## WRITTEN INSTRUCTION
Collect from the data below each line with "émaux".

## RECORDS SHOWN

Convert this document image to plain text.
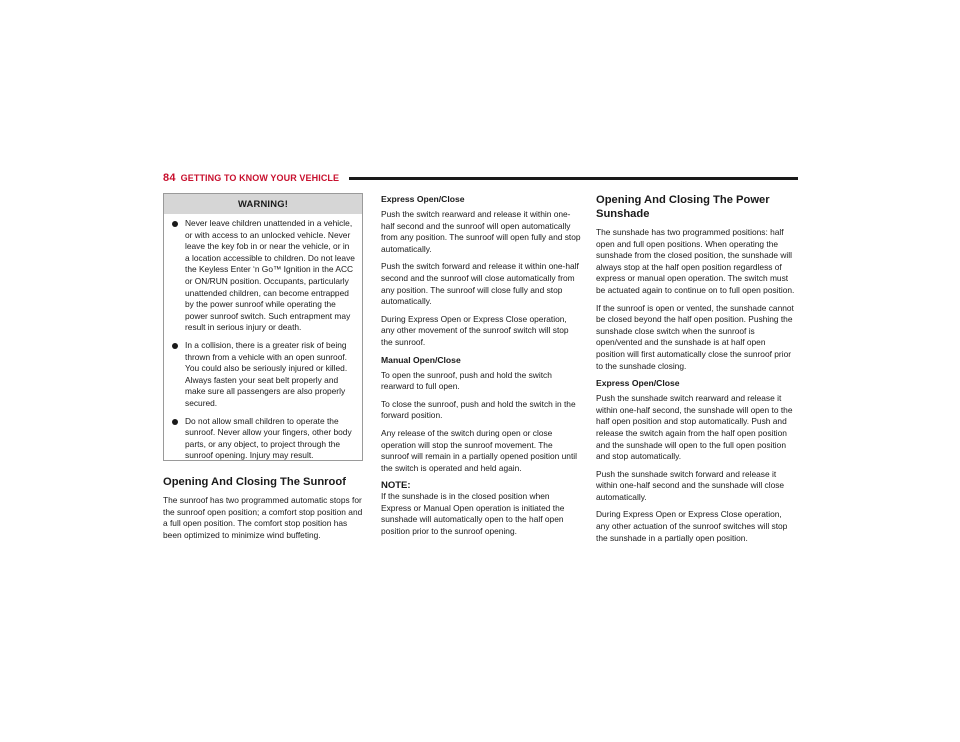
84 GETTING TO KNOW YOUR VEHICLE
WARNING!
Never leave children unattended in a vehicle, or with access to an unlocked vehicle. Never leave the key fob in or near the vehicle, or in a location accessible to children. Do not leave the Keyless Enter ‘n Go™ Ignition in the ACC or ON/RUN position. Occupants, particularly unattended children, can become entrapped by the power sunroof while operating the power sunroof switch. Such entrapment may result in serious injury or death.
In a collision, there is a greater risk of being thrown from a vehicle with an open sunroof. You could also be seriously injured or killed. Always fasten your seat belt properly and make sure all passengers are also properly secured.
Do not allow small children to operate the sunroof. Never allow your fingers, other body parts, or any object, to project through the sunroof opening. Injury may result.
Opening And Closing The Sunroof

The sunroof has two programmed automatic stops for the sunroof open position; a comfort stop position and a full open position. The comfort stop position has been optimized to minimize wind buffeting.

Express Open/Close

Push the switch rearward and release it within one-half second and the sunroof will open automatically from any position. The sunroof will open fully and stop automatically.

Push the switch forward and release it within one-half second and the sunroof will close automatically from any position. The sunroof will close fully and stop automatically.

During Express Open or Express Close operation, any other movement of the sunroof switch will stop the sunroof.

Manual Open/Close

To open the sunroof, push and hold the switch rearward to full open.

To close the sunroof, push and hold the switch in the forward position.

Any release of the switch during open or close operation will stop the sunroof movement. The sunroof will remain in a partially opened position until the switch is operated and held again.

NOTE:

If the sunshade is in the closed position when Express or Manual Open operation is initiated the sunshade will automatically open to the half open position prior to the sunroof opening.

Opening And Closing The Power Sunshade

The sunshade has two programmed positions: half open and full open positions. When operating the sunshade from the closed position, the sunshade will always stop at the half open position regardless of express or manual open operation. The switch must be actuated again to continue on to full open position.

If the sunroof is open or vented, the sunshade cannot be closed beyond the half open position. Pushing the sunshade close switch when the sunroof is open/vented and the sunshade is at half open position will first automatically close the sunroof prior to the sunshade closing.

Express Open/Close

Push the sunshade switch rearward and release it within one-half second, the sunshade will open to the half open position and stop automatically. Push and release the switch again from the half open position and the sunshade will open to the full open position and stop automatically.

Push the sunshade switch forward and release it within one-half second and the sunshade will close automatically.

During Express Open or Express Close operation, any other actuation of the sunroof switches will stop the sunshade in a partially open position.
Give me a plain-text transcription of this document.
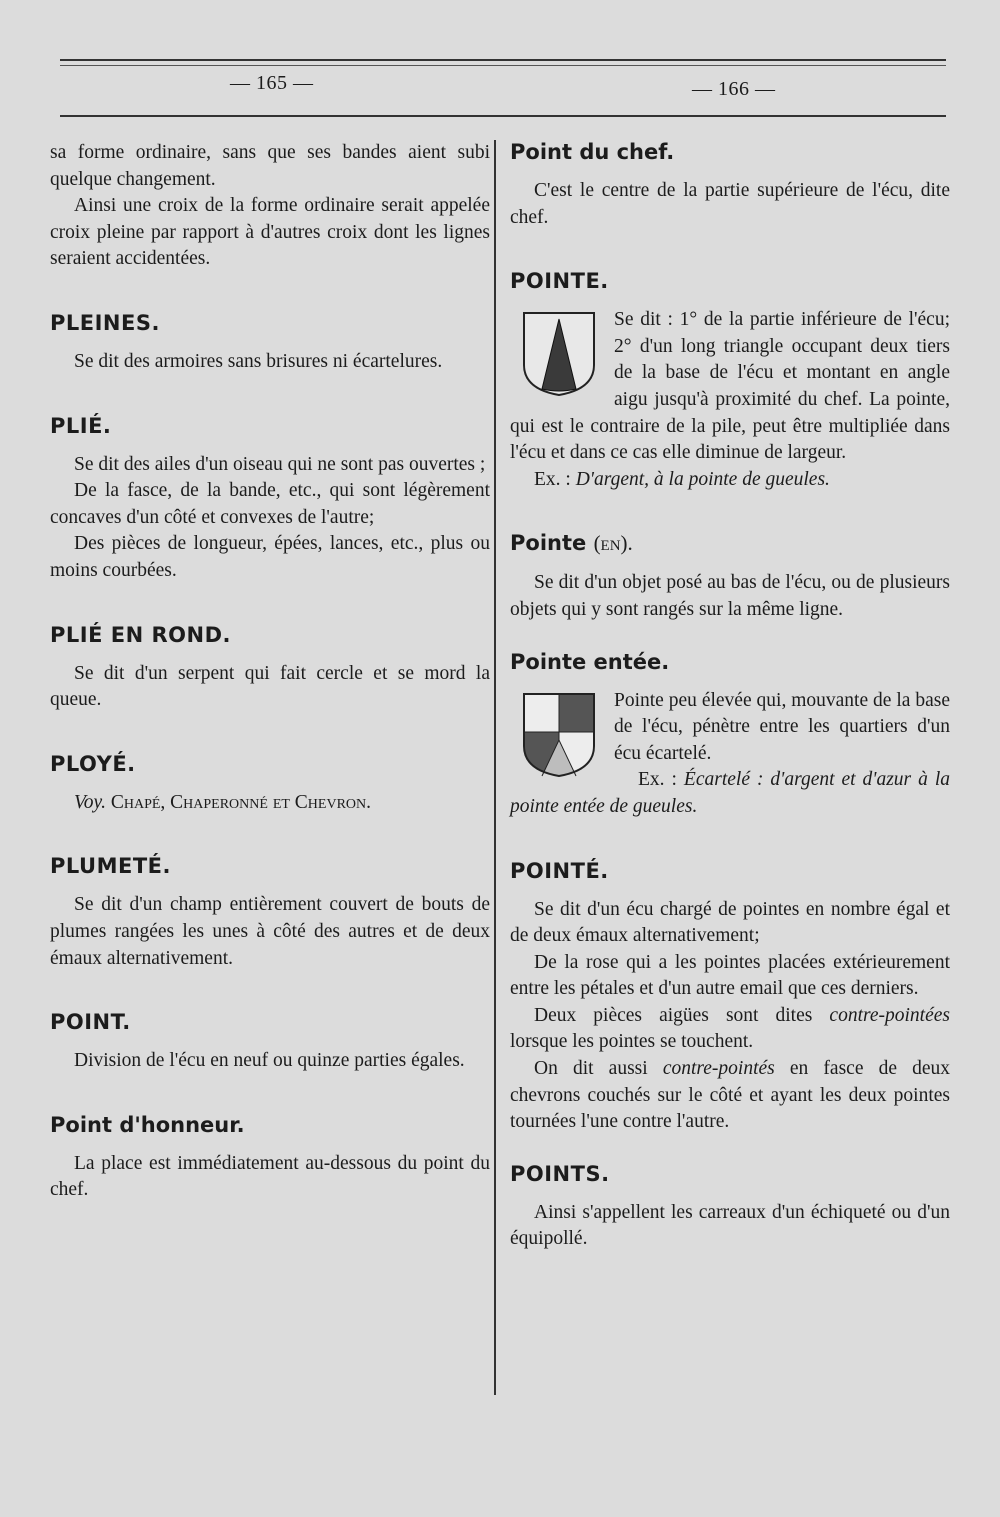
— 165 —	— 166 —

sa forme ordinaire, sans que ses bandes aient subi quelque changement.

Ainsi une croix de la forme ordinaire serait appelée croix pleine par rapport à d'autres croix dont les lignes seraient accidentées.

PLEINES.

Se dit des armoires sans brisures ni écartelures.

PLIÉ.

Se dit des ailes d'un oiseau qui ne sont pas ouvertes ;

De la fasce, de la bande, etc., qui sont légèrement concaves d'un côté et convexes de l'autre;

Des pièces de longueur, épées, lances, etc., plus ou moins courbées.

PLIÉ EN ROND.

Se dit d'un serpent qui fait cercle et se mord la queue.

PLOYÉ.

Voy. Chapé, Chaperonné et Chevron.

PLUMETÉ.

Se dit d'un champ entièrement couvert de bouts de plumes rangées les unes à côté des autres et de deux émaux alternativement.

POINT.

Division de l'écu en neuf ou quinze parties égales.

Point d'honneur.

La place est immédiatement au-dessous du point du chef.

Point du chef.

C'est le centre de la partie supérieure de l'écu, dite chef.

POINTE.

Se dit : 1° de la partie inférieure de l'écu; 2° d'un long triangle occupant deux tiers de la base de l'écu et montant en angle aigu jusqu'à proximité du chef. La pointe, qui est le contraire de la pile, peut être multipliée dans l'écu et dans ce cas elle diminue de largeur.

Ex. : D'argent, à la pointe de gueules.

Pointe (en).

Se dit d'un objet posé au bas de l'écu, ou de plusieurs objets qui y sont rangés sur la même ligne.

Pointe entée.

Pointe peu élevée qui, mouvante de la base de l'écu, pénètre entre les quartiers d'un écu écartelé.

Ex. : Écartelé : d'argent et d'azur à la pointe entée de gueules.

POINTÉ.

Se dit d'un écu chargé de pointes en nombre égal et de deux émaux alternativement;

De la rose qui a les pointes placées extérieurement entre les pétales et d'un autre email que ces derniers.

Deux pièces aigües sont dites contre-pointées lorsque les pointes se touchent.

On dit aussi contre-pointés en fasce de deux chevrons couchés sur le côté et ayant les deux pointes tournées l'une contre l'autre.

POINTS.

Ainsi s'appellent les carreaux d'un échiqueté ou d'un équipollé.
* * *
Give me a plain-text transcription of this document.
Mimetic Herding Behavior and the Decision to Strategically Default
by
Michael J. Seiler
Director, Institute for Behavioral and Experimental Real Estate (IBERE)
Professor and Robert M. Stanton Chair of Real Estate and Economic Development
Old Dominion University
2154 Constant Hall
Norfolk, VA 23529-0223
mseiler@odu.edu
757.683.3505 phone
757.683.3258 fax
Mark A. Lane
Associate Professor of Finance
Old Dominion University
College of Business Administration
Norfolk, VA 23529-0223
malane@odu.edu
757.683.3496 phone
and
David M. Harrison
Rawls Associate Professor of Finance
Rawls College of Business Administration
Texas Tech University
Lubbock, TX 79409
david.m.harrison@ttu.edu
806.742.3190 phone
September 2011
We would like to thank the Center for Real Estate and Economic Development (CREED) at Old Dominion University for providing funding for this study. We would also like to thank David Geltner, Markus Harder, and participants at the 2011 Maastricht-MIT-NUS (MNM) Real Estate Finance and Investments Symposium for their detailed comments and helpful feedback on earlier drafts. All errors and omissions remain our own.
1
...
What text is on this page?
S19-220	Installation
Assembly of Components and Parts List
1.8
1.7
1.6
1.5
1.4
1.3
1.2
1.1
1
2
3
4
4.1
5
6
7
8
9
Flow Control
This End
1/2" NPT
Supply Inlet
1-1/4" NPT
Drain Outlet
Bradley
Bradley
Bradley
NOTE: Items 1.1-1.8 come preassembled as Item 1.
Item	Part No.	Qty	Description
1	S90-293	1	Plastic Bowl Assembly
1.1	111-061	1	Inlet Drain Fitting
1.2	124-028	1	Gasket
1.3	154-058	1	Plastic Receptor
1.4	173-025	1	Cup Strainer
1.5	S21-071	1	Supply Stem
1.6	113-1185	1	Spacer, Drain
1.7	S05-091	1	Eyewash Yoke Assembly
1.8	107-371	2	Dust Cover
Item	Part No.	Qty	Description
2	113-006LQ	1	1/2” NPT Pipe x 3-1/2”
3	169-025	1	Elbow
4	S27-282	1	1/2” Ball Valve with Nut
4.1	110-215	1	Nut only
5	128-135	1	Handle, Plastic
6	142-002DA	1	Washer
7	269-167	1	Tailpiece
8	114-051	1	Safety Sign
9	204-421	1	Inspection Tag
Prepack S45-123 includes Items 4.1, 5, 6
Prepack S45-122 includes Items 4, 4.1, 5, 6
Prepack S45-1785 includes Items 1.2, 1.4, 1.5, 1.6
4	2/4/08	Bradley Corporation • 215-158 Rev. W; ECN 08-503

## COMPLETED EXERCISE
Se dit d'un champ entièrement couvert de bouts de plumes rangées les unes à côté des autres et de deux émaux alternativement.
Se dit d'un écu chargé de pointes en nombre égal et de deux émaux alternativement;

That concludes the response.